→ **TASK BRIEF**:
Return each line containing the string "свободно".

[Data items]

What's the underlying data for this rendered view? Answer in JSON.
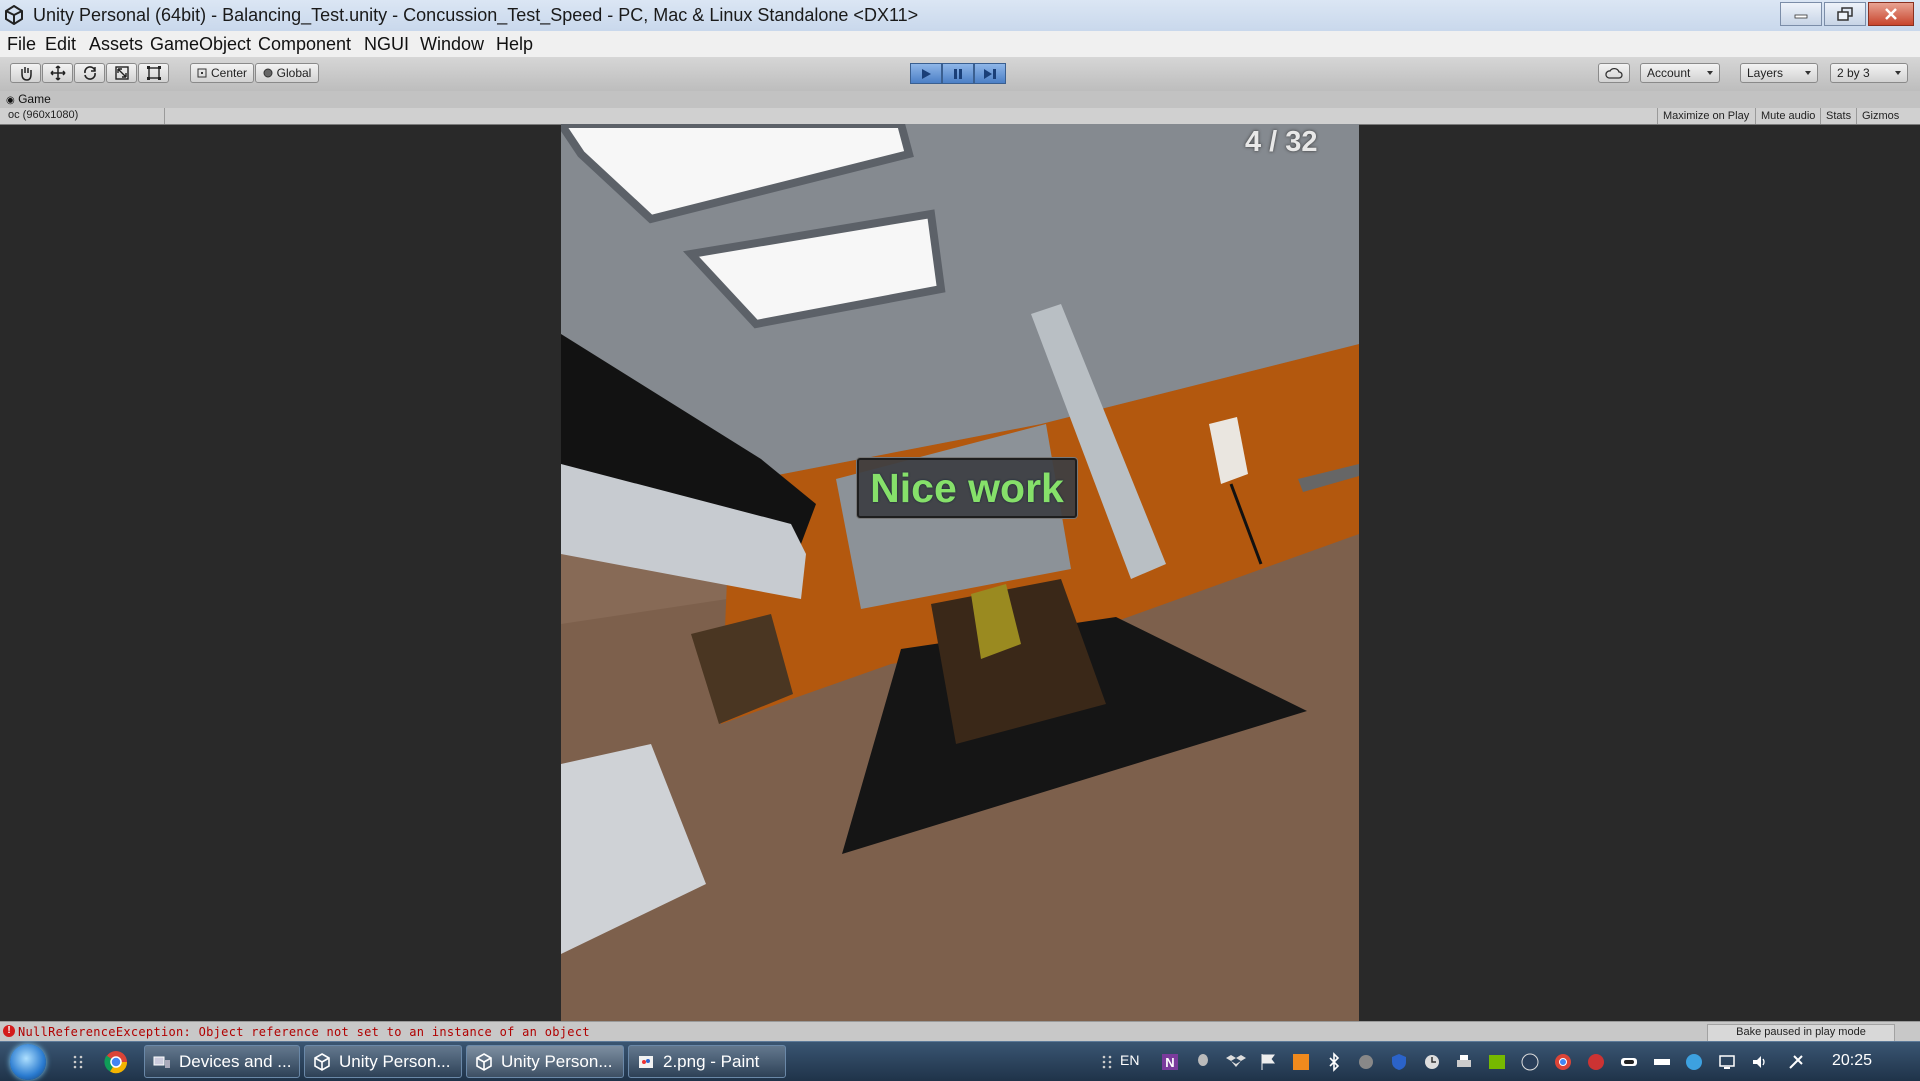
{
  "window": {
    "title": "Unity Personal (64bit) - Balancing_Test.unity - Concussion_Test_Speed - PC, Mac & Linux Standalone <DX11>"
  },
  "menu": [
    "File",
    "Edit",
    "Assets",
    "GameObject",
    "Component",
    "NGUI",
    "Window",
    "Help"
  ],
  "toolbar": {
    "pivot_label": "Center",
    "space_label": "Global",
    "account_label": "Account",
    "layers_label": "Layers",
    "layout_label": "2 by 3"
  },
  "game_view": {
    "tab_label": "Game",
    "resolution": "oc (960x1080)",
    "options": [
      "Maximize on Play",
      "Mute audio",
      "Stats",
      "Gizmos"
    ],
    "counter": "4 / 32",
    "message": "Nice work"
  },
  "status": {
    "error": "NullReferenceException: Object reference not set to an instance of an object",
    "bake": "Bake paused in play mode"
  },
  "taskbar": {
    "items": [
      "Devices and ...",
      "Unity Person...",
      "Unity Person...",
      "2.png - Paint"
    ],
    "language": "EN",
    "clock": "20:25"
  },
  "colors": {
    "accent_play": "#4b7fc6",
    "wall_orange": "#b3580e",
    "nice_work_green": "#86e06a",
    "error_red": "#b00000"
  }
}
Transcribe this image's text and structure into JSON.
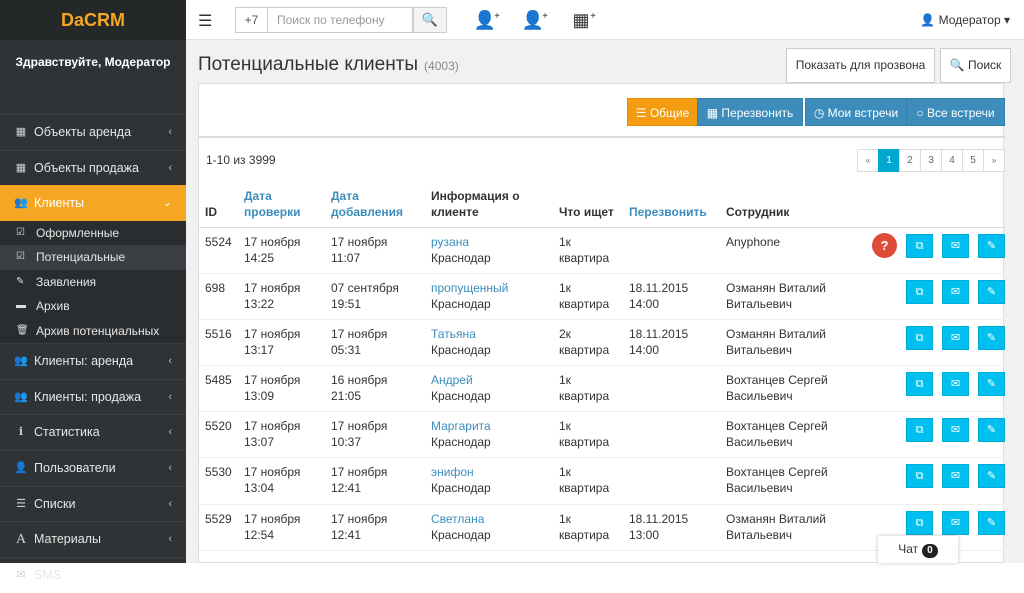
{
  "app": {
    "brand": "DaCRM",
    "greeting": "Здравствуйте, Модератор"
  },
  "sidebar": {
    "items": [
      {
        "label": "Объекты аренда",
        "icon": "building-icon"
      },
      {
        "label": "Объекты продажа",
        "icon": "building-icon"
      },
      {
        "label": "Клиенты",
        "icon": "users-icon",
        "active": true
      },
      {
        "label": "Клиенты: аренда",
        "icon": "users-icon"
      },
      {
        "label": "Клиенты: продажа",
        "icon": "users-icon"
      },
      {
        "label": "Статистика",
        "icon": "info-icon"
      },
      {
        "label": "Пользователи",
        "icon": "user-icon"
      },
      {
        "label": "Списки",
        "icon": "list-icon"
      },
      {
        "label": "Материалы",
        "icon": "font-icon"
      },
      {
        "label": "SMS",
        "icon": "sms-icon"
      }
    ],
    "sub_items": [
      {
        "label": "Оформленные",
        "icon": "checkbox-icon"
      },
      {
        "label": "Потенциальные",
        "icon": "checkbox-icon",
        "active": true
      },
      {
        "label": "Заявления",
        "icon": "edit-icon"
      },
      {
        "label": "Архив",
        "icon": "archive-icon"
      },
      {
        "label": "Архив потенциальных",
        "icon": "trash-icon"
      }
    ]
  },
  "topbar": {
    "phone_prefix": "+7",
    "phone_placeholder": "Поиск по телефону",
    "user_label": "Модератор"
  },
  "page": {
    "title": "Потенциальные клиенты",
    "count": "(4003)",
    "btn_dial": "Показать для прозвона",
    "btn_search": "Поиск"
  },
  "filters": {
    "general": "Общие",
    "callback": "Перезвонить",
    "my_meetings": "Мои встречи",
    "all_meetings": "Все встречи"
  },
  "pagination": {
    "range": "1-10 из 3999",
    "prev": "«",
    "next": "»",
    "pages": [
      "1",
      "2",
      "3",
      "4",
      "5"
    ]
  },
  "table": {
    "headers": {
      "id": "ID",
      "check_date": "Дата проверки",
      "added_date": "Дата добавления",
      "client_info": "Информация о клиенте",
      "looking_for": "Что ищет",
      "callback": "Перезвонить",
      "employee": "Сотрудник"
    },
    "rows": [
      {
        "id": "5524",
        "check_date": "17 ноября",
        "check_time": "14:25",
        "added_date": "17 ноября",
        "added_time": "11:07",
        "name": "рузана",
        "city": "Краснодар",
        "look1": "1к",
        "look2": "квартира",
        "cb_date": "",
        "cb_time": "",
        "emp1": "Anyphone",
        "emp2": "",
        "question": "?"
      },
      {
        "id": "698",
        "check_date": "17 ноября",
        "check_time": "13:22",
        "added_date": "07 сентября",
        "added_time": "19:51",
        "name": "пропущенный",
        "city": "Краснодар",
        "look1": "1к",
        "look2": "квартира",
        "cb_date": "18.11.2015",
        "cb_time": "14:00",
        "emp1": "Озманян Виталий",
        "emp2": "Витальевич"
      },
      {
        "id": "5516",
        "check_date": "17 ноября",
        "check_time": "13:17",
        "added_date": "17 ноября",
        "added_time": "05:31",
        "name": "Татьяна",
        "city": "Краснодар",
        "look1": "2к",
        "look2": "квартира",
        "cb_date": "18.11.2015",
        "cb_time": "14:00",
        "emp1": "Озманян Виталий",
        "emp2": "Витальевич"
      },
      {
        "id": "5485",
        "check_date": "17 ноября",
        "check_time": "13:09",
        "added_date": "16 ноября",
        "added_time": "21:05",
        "name": "Андрей",
        "city": "Краснодар",
        "look1": "1к",
        "look2": "квартира",
        "cb_date": "",
        "cb_time": "",
        "emp1": "Вохтанцев Сергей",
        "emp2": "Васильевич"
      },
      {
        "id": "5520",
        "check_date": "17 ноября",
        "check_time": "13:07",
        "added_date": "17 ноября",
        "added_time": "10:37",
        "name": "Маргарита",
        "city": "Краснодар",
        "look1": "1к",
        "look2": "квартира",
        "cb_date": "",
        "cb_time": "",
        "emp1": "Вохтанцев Сергей",
        "emp2": "Васильевич"
      },
      {
        "id": "5530",
        "check_date": "17 ноября",
        "check_time": "13:04",
        "added_date": "17 ноября",
        "added_time": "12:41",
        "name": "энифон",
        "city": "Краснодар",
        "look1": "1к",
        "look2": "квартира",
        "cb_date": "",
        "cb_time": "",
        "emp1": "Вохтанцев Сергей",
        "emp2": "Васильевич"
      },
      {
        "id": "5529",
        "check_date": "17 ноября",
        "check_time": "12:54",
        "added_date": "17 ноября",
        "added_time": "12:41",
        "name": "Светлана",
        "city": "Краснодар",
        "look1": "1к",
        "look2": "квартира",
        "cb_date": "18.11.2015",
        "cb_time": "13:00",
        "emp1": "Озманян Виталий",
        "emp2": "Витальевич"
      }
    ]
  },
  "chat": {
    "label": "Чат",
    "count": "0"
  }
}
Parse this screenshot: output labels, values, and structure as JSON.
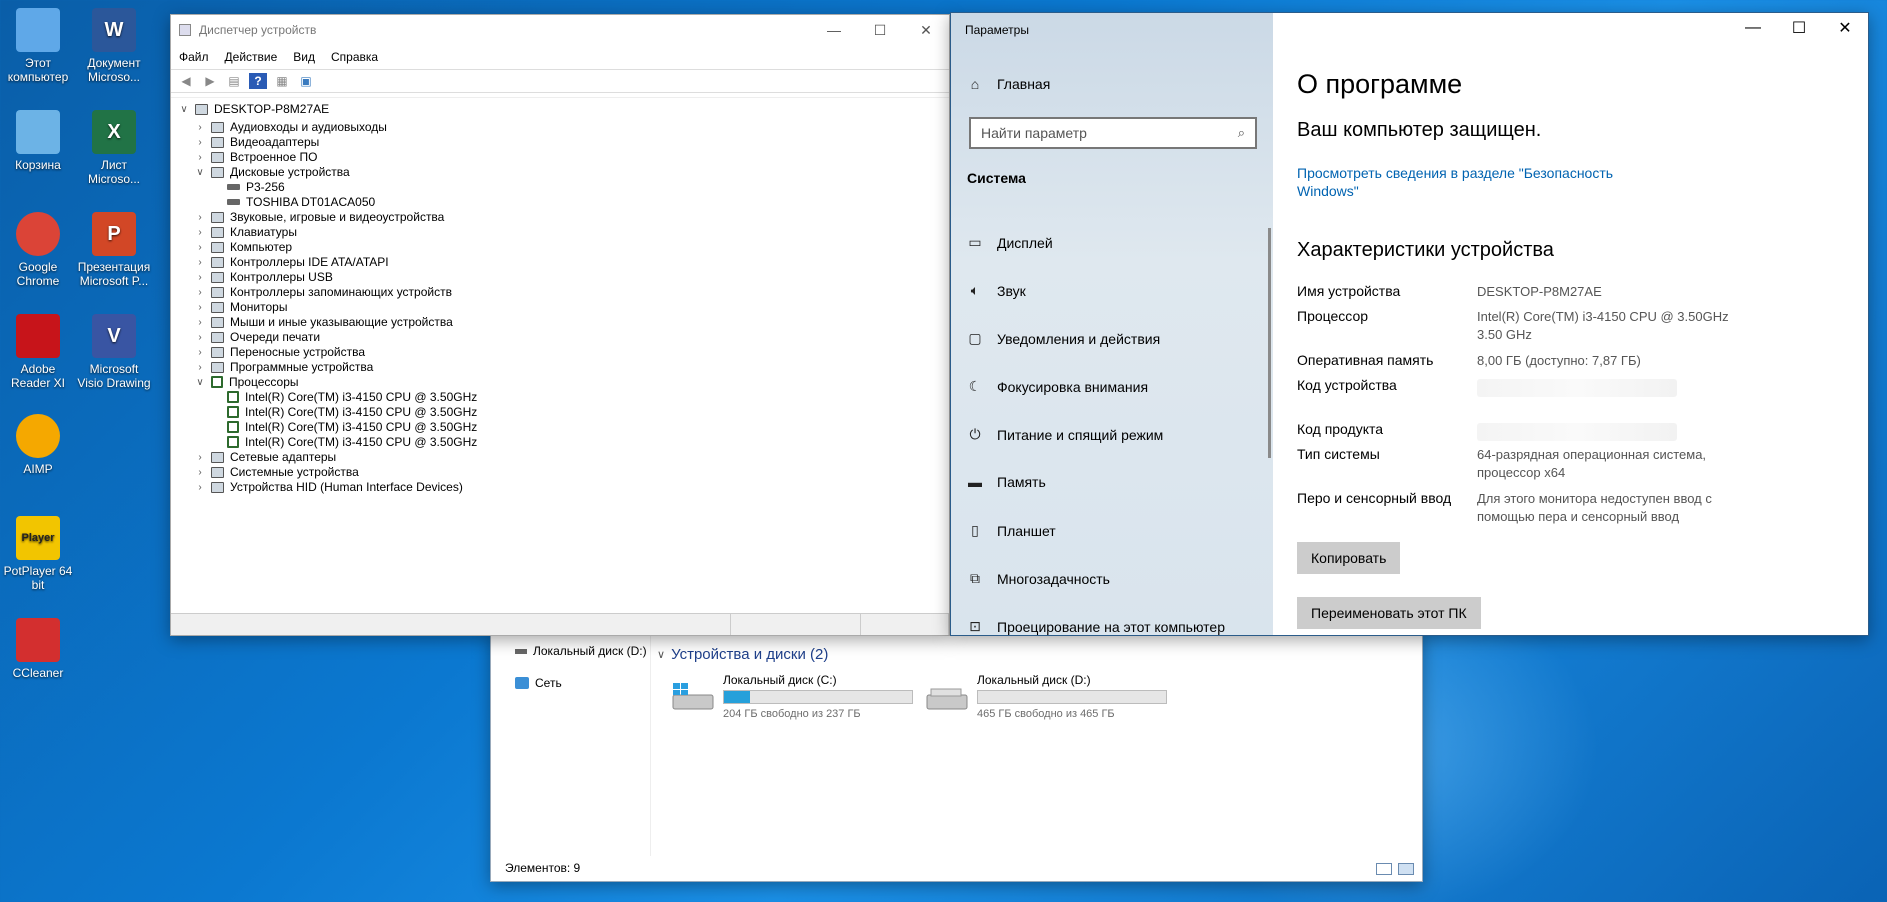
{
  "desktop": {
    "icons": [
      {
        "label": "Этот компьютер",
        "icon": "this-pc-icon",
        "color": "#5fa8e8"
      },
      {
        "label": "Документ Microso...",
        "icon": "word-doc-icon",
        "color": "#2b579a",
        "glyph": "W"
      },
      {
        "label": "Корзина",
        "icon": "recycle-bin-icon",
        "color": "#6cb3e6"
      },
      {
        "label": "Лист Microso...",
        "icon": "excel-sheet-icon",
        "color": "#217346",
        "glyph": "X"
      },
      {
        "label": "Google Chrome",
        "icon": "chrome-icon",
        "color": "#db4437"
      },
      {
        "label": "Презентация Microsoft P...",
        "icon": "powerpoint-icon",
        "color": "#d24726",
        "glyph": "P"
      },
      {
        "label": "Adobe Reader XI",
        "icon": "adobe-reader-icon",
        "color": "#c7141a"
      },
      {
        "label": "Microsoft Visio Drawing",
        "icon": "visio-icon",
        "color": "#3955a3",
        "glyph": "V"
      },
      {
        "label": "AIMP",
        "icon": "aimp-icon",
        "color": "#f5a800"
      },
      {
        "label": "PotPlayer 64 bit",
        "icon": "potplayer-icon",
        "color": "#f2c500",
        "glyph": "Player"
      },
      {
        "label": "CCleaner",
        "icon": "ccleaner-icon",
        "color": "#d32f2f"
      }
    ]
  },
  "explorer": {
    "nav": {
      "local_disk_d": "Локальный диск (D:)",
      "network": "Сеть"
    },
    "group_title": "Устройства и диски (2)",
    "drives": [
      {
        "name": "Локальный диск (C:)",
        "free": "204 ГБ свободно из 237 ГБ",
        "used_fraction": 0.14
      },
      {
        "name": "Локальный диск (D:)",
        "free": "465 ГБ свободно из 465 ГБ",
        "used_fraction": 0.0
      }
    ],
    "status": "Элементов: 9"
  },
  "devmgr": {
    "title": "Диспетчер устройств",
    "menu": [
      "Файл",
      "Действие",
      "Вид",
      "Справка"
    ],
    "root": "DESKTOP-P8M27AE",
    "tree": [
      {
        "label": "Аудиовходы и аудиовыходы",
        "state": "collapsed",
        "level": 1
      },
      {
        "label": "Видеоадаптеры",
        "state": "collapsed",
        "level": 1
      },
      {
        "label": "Встроенное ПО",
        "state": "collapsed",
        "level": 1
      },
      {
        "label": "Дисковые устройства",
        "state": "expanded",
        "level": 1
      },
      {
        "label": "P3-256",
        "state": "leaf",
        "level": 2,
        "kind": "disk"
      },
      {
        "label": "TOSHIBA DT01ACA050",
        "state": "leaf",
        "level": 2,
        "kind": "disk"
      },
      {
        "label": "Звуковые, игровые и видеоустройства",
        "state": "collapsed",
        "level": 1
      },
      {
        "label": "Клавиатуры",
        "state": "collapsed",
        "level": 1
      },
      {
        "label": "Компьютер",
        "state": "collapsed",
        "level": 1
      },
      {
        "label": "Контроллеры IDE ATA/ATAPI",
        "state": "collapsed",
        "level": 1
      },
      {
        "label": "Контроллеры USB",
        "state": "collapsed",
        "level": 1
      },
      {
        "label": "Контроллеры запоминающих устройств",
        "state": "collapsed",
        "level": 1
      },
      {
        "label": "Мониторы",
        "state": "collapsed",
        "level": 1
      },
      {
        "label": "Мыши и иные указывающие устройства",
        "state": "collapsed",
        "level": 1
      },
      {
        "label": "Очереди печати",
        "state": "collapsed",
        "level": 1
      },
      {
        "label": "Переносные устройства",
        "state": "collapsed",
        "level": 1
      },
      {
        "label": "Программные устройства",
        "state": "collapsed",
        "level": 1
      },
      {
        "label": "Процессоры",
        "state": "expanded",
        "level": 1,
        "kind": "cpu"
      },
      {
        "label": "Intel(R) Core(TM) i3-4150 CPU @ 3.50GHz",
        "state": "leaf",
        "level": 2,
        "kind": "cpu"
      },
      {
        "label": "Intel(R) Core(TM) i3-4150 CPU @ 3.50GHz",
        "state": "leaf",
        "level": 2,
        "kind": "cpu"
      },
      {
        "label": "Intel(R) Core(TM) i3-4150 CPU @ 3.50GHz",
        "state": "leaf",
        "level": 2,
        "kind": "cpu"
      },
      {
        "label": "Intel(R) Core(TM) i3-4150 CPU @ 3.50GHz",
        "state": "leaf",
        "level": 2,
        "kind": "cpu"
      },
      {
        "label": "Сетевые адаптеры",
        "state": "collapsed",
        "level": 1
      },
      {
        "label": "Системные устройства",
        "state": "collapsed",
        "level": 1
      },
      {
        "label": "Устройства HID (Human Interface Devices)",
        "state": "collapsed",
        "level": 1
      }
    ]
  },
  "settings": {
    "title": "Параметры",
    "home": "Главная",
    "search_placeholder": "Найти параметр",
    "section": "Система",
    "nav": [
      {
        "label": "Дисплей",
        "icon": "display-icon",
        "glyph": "▭"
      },
      {
        "label": "Звук",
        "icon": "sound-icon",
        "glyph": "🔈︎"
      },
      {
        "label": "Уведомления и действия",
        "icon": "notifications-icon",
        "glyph": "▢"
      },
      {
        "label": "Фокусировка внимания",
        "icon": "focus-assist-icon",
        "glyph": "☾"
      },
      {
        "label": "Питание и спящий режим",
        "icon": "power-icon",
        "glyph": "⏻"
      },
      {
        "label": "Память",
        "icon": "storage-icon",
        "glyph": "▬"
      },
      {
        "label": "Планшет",
        "icon": "tablet-icon",
        "glyph": "▯"
      },
      {
        "label": "Многозадачность",
        "icon": "multitasking-icon",
        "glyph": "⧉"
      },
      {
        "label": "Проецирование на этот компьютер",
        "icon": "projecting-icon",
        "glyph": "⊡"
      }
    ],
    "page_title": "О программе",
    "protected": "Ваш компьютер защищен.",
    "security_link": "Просмотреть сведения в разделе \"Безопасность Windows\"",
    "specs_title": "Характеристики устройства",
    "specs": [
      {
        "label": "Имя устройства",
        "value": "DESKTOP-P8M27AE"
      },
      {
        "label": "Процессор",
        "value": "Intel(R) Core(TM) i3-4150 CPU @ 3.50GHz 3.50 GHz"
      },
      {
        "label": "Оперативная память",
        "value": "8,00 ГБ (доступно: 7,87 ГБ)"
      },
      {
        "label": "Код устройства",
        "value": ""
      },
      {
        "label": "Код продукта",
        "value": ""
      },
      {
        "label": "Тип системы",
        "value": "64-разрядная операционная система, процессор x64"
      },
      {
        "label": "Перо и сенсорный ввод",
        "value": "Для этого монитора недоступен ввод с помощью пера и сенсорный ввод"
      }
    ],
    "copy_button": "Копировать",
    "rename_button": "Переименовать этот ПК"
  }
}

→ **RESPONSE TO THE EXERCISE**:
        "free": "204 ГБ свободно из 237 ГБ",
        "free": "465 ГБ свободно из 465 ГБ",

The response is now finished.